» **What to produce**
Search the entries for the word "판정결과" and pull out each line that has it.

» **Task data**
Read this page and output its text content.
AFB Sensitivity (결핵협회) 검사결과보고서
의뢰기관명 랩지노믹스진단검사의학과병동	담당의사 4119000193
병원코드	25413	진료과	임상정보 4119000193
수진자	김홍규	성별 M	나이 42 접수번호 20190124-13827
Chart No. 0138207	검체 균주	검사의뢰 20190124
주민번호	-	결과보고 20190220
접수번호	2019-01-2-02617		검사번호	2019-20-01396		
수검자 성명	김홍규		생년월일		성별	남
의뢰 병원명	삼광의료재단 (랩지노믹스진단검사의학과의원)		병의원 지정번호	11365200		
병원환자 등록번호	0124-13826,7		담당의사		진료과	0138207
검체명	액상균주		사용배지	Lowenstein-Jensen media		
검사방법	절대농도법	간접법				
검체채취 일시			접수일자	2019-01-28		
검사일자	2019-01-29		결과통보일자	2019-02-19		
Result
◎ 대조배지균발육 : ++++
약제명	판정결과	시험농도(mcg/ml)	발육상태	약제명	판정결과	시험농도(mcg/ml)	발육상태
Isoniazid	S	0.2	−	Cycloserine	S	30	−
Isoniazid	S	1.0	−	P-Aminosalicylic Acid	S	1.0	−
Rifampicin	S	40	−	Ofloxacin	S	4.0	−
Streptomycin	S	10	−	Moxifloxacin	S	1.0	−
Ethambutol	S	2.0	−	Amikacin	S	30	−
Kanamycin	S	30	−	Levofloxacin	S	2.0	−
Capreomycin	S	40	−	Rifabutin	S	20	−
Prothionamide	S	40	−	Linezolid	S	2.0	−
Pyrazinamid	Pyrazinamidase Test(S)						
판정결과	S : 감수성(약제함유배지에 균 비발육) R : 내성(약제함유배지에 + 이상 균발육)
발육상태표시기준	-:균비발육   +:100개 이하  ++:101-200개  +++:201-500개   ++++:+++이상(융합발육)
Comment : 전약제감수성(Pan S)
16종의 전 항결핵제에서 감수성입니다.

» **Expected answer**
약제명	판정결과	시험농도(mcg/ml)	발육상태	약제명	판정결과	시험농도(mcg/ml)	발육상태
판정결과	S : 감수성(약제함유배지에 균 비발육) R : 내성(약제함유배지에 + 이상 균발육)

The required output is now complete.